▸ What to work on
Below are the records; collect from them each line containing the string "this".

## BEGIN Given information

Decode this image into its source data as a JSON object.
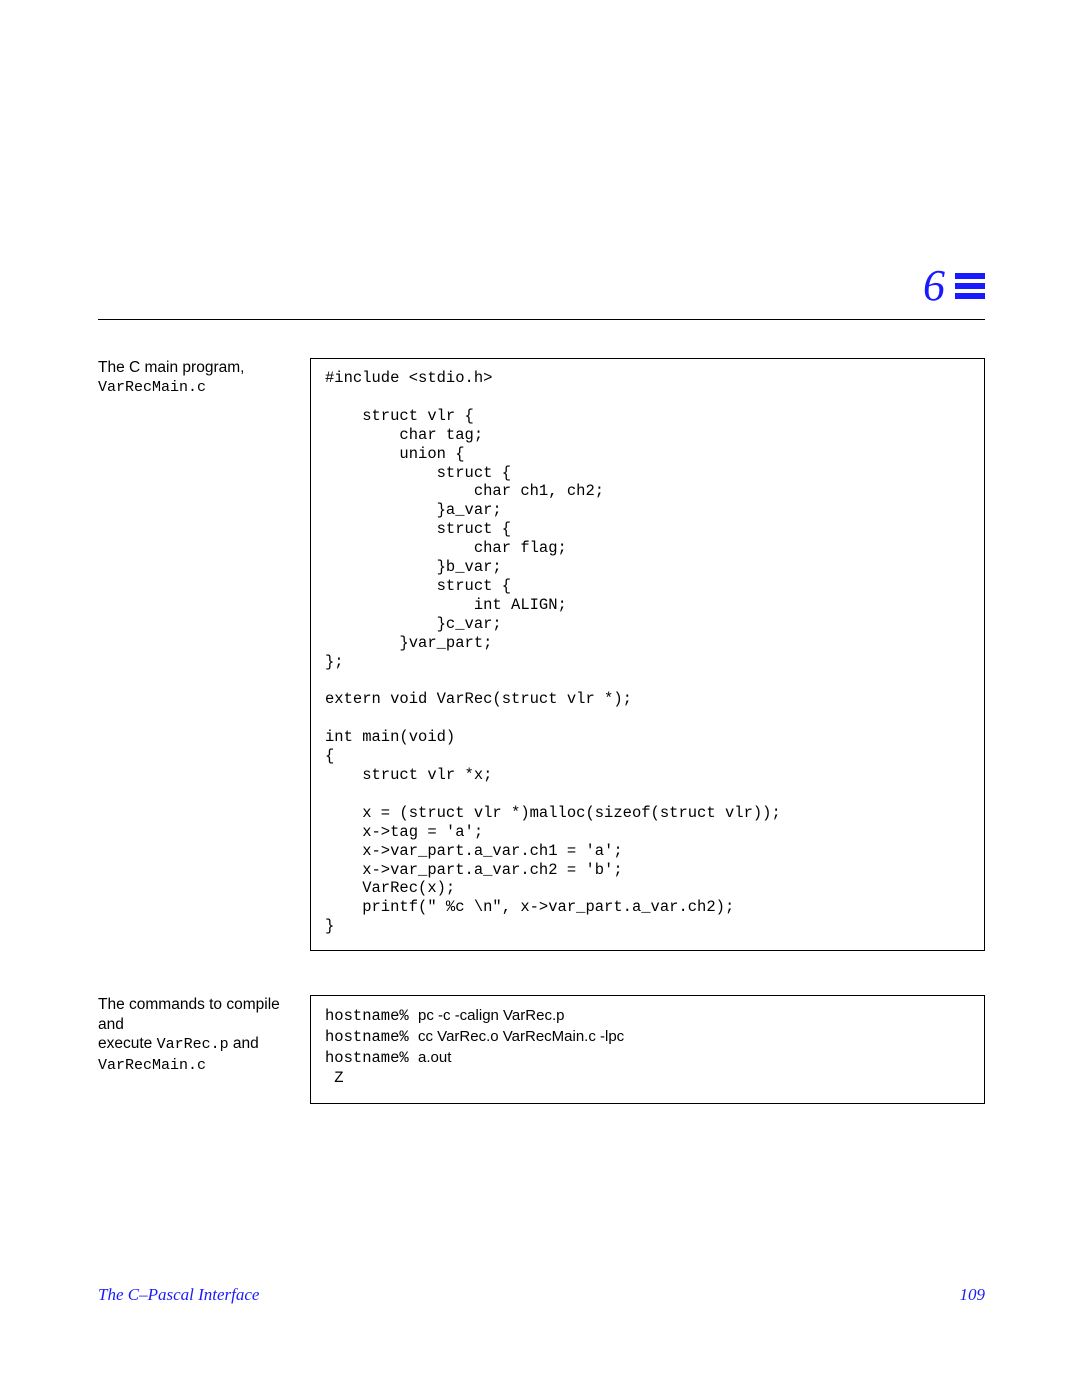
{
  "chapter_number": "6",
  "block1": {
    "desc_line1": "The C main program,",
    "desc_filename": "VarRecMain.c",
    "code": "#include <stdio.h>\n\n    struct vlr {\n        char tag;\n        union {\n            struct {\n                char ch1, ch2;\n            }a_var;\n            struct {\n                char flag;\n            }b_var;\n            struct {\n                int ALIGN;\n            }c_var;\n        }var_part;\n};\n\nextern void VarRec(struct vlr *);\n\nint main(void)\n{\n    struct vlr *x;\n\n    x = (struct vlr *)malloc(sizeof(struct vlr));\n    x->tag = 'a';\n    x->var_part.a_var.ch1 = 'a';\n    x->var_part.a_var.ch2 = 'b';\n    VarRec(x);\n    printf(\" %c \\n\", x->var_part.a_var.ch2);\n}"
  },
  "block2": {
    "desc_line1": "The commands to compile and",
    "desc_line2_a": "execute ",
    "desc_file1": "VarRec.p",
    "desc_line2_b": " and",
    "desc_file2": "VarRecMain.c",
    "prompt": "hostname% ",
    "cmd1": "pc -c -calign VarRec.p",
    "cmd2": "cc VarRec.o VarRecMain.c -lpc",
    "cmd3": "a.out",
    "output": " Z"
  },
  "footer": {
    "title": "The C–Pascal Interface",
    "page": "109"
  }
}
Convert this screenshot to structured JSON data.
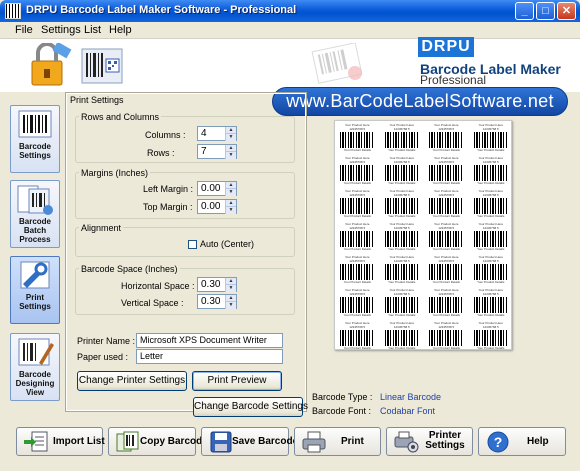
{
  "window": {
    "title": "DRPU Barcode Label Maker Software - Professional",
    "controls": {
      "minimize": "_",
      "maximize": "□",
      "close": "✕"
    }
  },
  "menu": {
    "items": [
      "File",
      "Settings",
      "List",
      "Help"
    ]
  },
  "banner": {
    "brand": "DRPU",
    "product": "Barcode Label Maker",
    "edition": "Professional",
    "url": "www.BarCodeLabelSoftware.net"
  },
  "sidebar": {
    "items": [
      {
        "label": "Barcode Settings",
        "icon": "barcode-settings-icon"
      },
      {
        "label": "Barcode Batch Process",
        "icon": "batch-process-icon"
      },
      {
        "label": "Print Settings",
        "icon": "print-settings-icon",
        "active": true
      },
      {
        "label": "Barcode Designing View",
        "icon": "designing-view-icon"
      }
    ]
  },
  "print_settings": {
    "title": "Print Settings",
    "rows_columns": {
      "label": "Rows and Columns",
      "columns_label": "Columns :",
      "columns": "4",
      "rows_label": "Rows :",
      "rows": "7"
    },
    "margins": {
      "label": "Margins (Inches)",
      "left_label": "Left Margin :",
      "left": "0.00",
      "top_label": "Top Margin :",
      "top": "0.00"
    },
    "alignment": {
      "label": "Alignment",
      "auto_center_label": "Auto (Center)",
      "auto_center": false
    },
    "barcode_space": {
      "label": "Barcode Space (Inches)",
      "horizontal_label": "Horizontal Space :",
      "horizontal": "0.30",
      "vertical_label": "Vertical Space :",
      "vertical": "0.30"
    },
    "printer": {
      "name_label": "Printer Name :",
      "name": "Microsoft XPS Document Writer",
      "paper_label": "Paper used :",
      "paper": "Letter"
    },
    "buttons": {
      "change_printer": "Change Printer Settings",
      "print_preview": "Print Preview",
      "change_barcode": "Change Barcode Settings"
    }
  },
  "preview": {
    "columns": 4,
    "rows": 7,
    "label_top": "Your Product Here",
    "label_code": "12345768 5",
    "label_bottom": "Your Product Details"
  },
  "barcode_info": {
    "type_label": "Barcode Type :",
    "type": "Linear Barcode",
    "font_label": "Barcode Font :",
    "font": "Codabar Font"
  },
  "footer": {
    "buttons": [
      {
        "label": "Import List",
        "icon": "import-list-icon"
      },
      {
        "label": "Copy Barcode",
        "icon": "copy-barcode-icon"
      },
      {
        "label": "Save Barcode",
        "icon": "save-barcode-icon"
      },
      {
        "label": "Print",
        "icon": "printer-icon"
      },
      {
        "label": "Printer Settings",
        "icon": "printer-settings-icon"
      },
      {
        "label": "Help",
        "icon": "help-icon"
      }
    ]
  }
}
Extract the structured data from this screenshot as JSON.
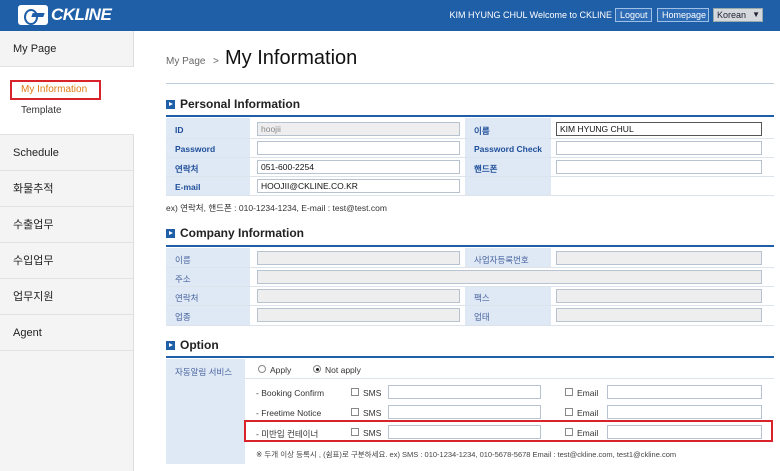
{
  "header": {
    "logo_text": "CKLINE",
    "user_text": "KIM HYUNG CHUL  Welcome to CKLINE",
    "logout": "Logout",
    "homepage": "Homepage",
    "language": "Korean"
  },
  "sidebar": {
    "my_page": "My Page",
    "my_information": "My Information",
    "template": "Template",
    "items": [
      "Schedule",
      "화물추적",
      "수출업무",
      "수입업무",
      "업무지원",
      "Agent"
    ]
  },
  "breadcrumb": {
    "parent": "My Page",
    "sep": ">"
  },
  "page_title": "My Information",
  "personal": {
    "title": "Personal Information",
    "id_label": "ID",
    "id_value": "hoojii",
    "name_label": "이름",
    "name_value": "KIM HYUNG CHUL",
    "password_label": "Password",
    "password_check_label": "Password Check",
    "phone_label": "연락처",
    "phone_value": "051-600-2254",
    "mobile_label": "핸드폰",
    "email_label": "E-mail",
    "email_value": "HOOJII@CKLINE.CO.KR",
    "hint": "ex) 연락처, 핸드폰 : 010-1234-1234,   E-mail : test@test.com"
  },
  "company": {
    "title": "Company Information",
    "name_label": "이름",
    "biz_no_label": "사업자등록번호",
    "address_label": "주소",
    "phone_label": "연락처",
    "fax_label": "팩스",
    "type_label": "업종",
    "category_label": "업태"
  },
  "option": {
    "title": "Option",
    "service_label": "자동알림 서비스",
    "apply": "Apply",
    "not_apply": "Not apply",
    "rows": [
      {
        "name": "- Booking Confirm",
        "sms": "SMS",
        "email": "Email"
      },
      {
        "name": "- Freetime Notice",
        "sms": "SMS",
        "email": "Email"
      },
      {
        "name": "- 미반입 컨테이너",
        "sms": "SMS",
        "email": "Email"
      }
    ],
    "footnote": "※ 두개 이상 등록시 , (쉼표)로 구분하세요. ex) SMS : 010-1234-1234, 010-5678-5678   Email : test@ckline.com, test1@ckline.com"
  }
}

## END Given information

▸ Full response
Decode this image into its source data as a JSON object.
Convert this screenshot to structured JSON data.
Extract the structured data from this screenshot as JSON.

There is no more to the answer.